[The problem]
Go through the entries below and collect each line with the string "davalının" in it.

[Collected data]
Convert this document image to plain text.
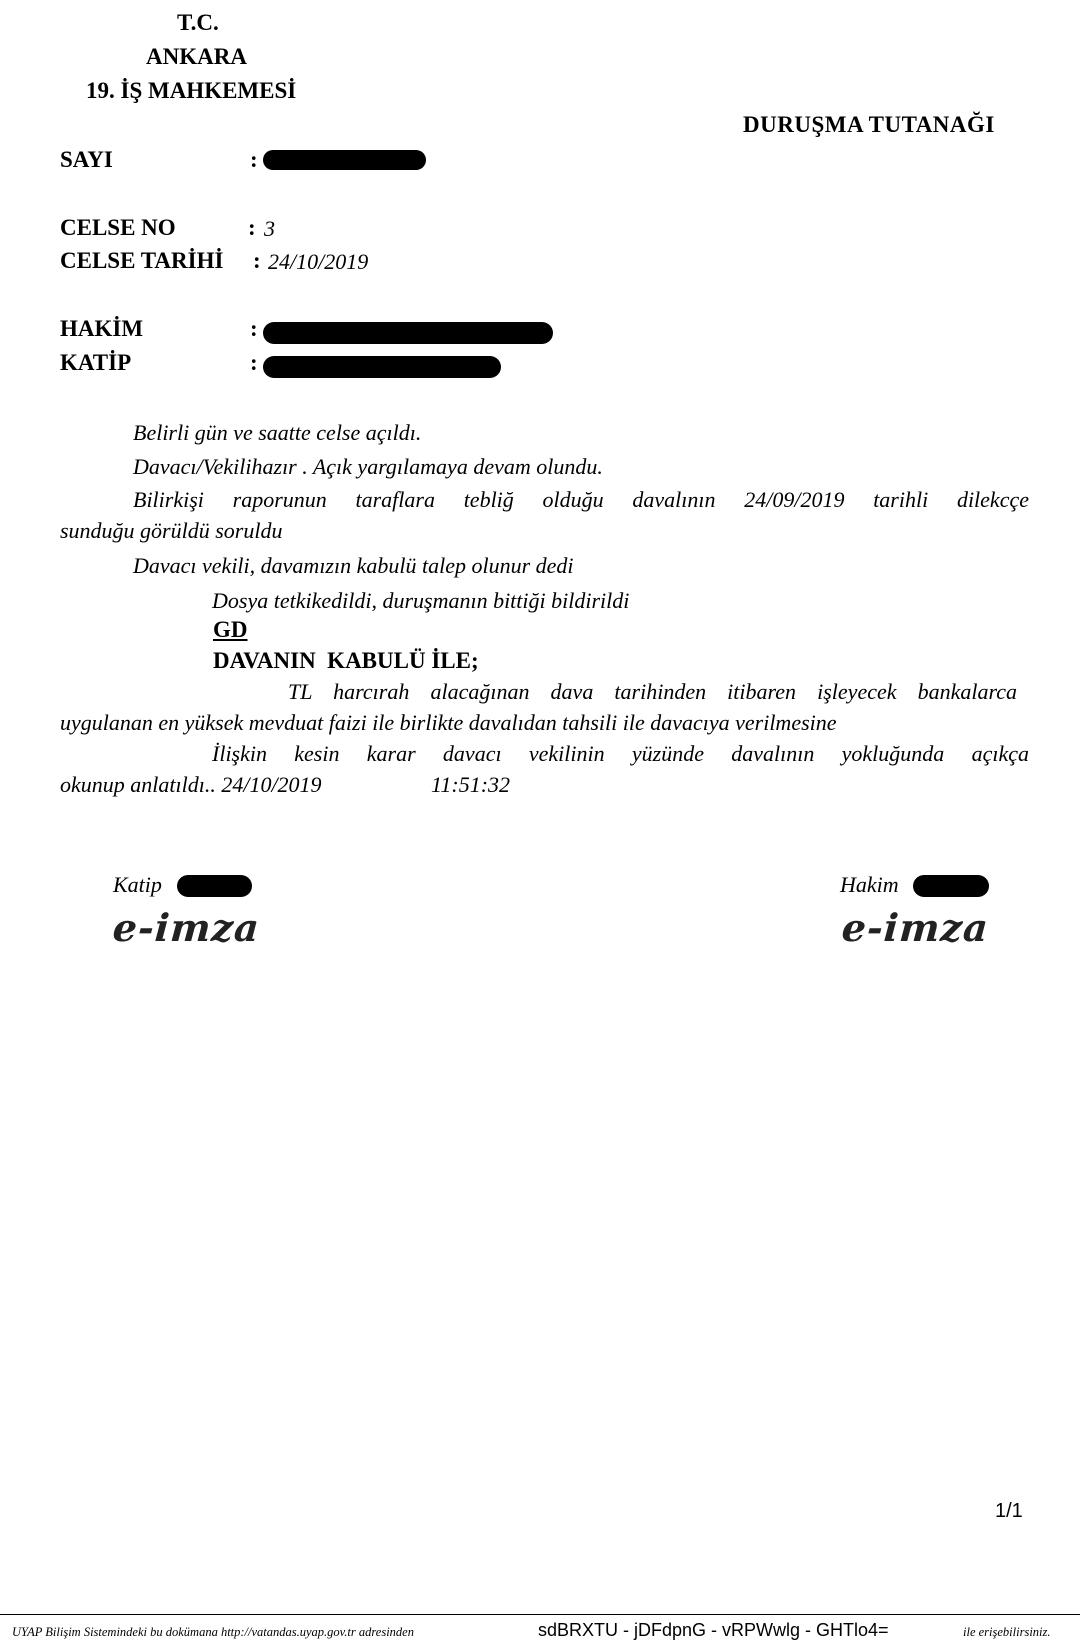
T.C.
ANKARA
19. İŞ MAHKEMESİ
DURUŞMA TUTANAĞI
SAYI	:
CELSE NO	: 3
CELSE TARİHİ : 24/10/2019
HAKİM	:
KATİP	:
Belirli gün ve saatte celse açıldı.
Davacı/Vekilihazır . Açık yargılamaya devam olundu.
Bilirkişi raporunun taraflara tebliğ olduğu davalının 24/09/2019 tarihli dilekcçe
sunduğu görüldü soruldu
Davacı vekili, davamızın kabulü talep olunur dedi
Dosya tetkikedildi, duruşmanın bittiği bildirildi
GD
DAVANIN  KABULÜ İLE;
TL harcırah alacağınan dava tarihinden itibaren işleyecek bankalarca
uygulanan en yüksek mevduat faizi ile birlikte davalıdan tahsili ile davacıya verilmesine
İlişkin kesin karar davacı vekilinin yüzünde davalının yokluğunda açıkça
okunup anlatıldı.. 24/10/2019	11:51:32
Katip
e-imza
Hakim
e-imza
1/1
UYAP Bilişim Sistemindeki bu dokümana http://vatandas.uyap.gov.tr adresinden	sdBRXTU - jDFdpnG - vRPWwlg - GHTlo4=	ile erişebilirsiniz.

[Response]
Bilirkişi raporunun taraflara tebliğ olduğu davalının 24/09/2019 tarihli dilekcçe
İlişkin kesin karar davacı vekilinin yüzünde davalının yokluğunda açıkça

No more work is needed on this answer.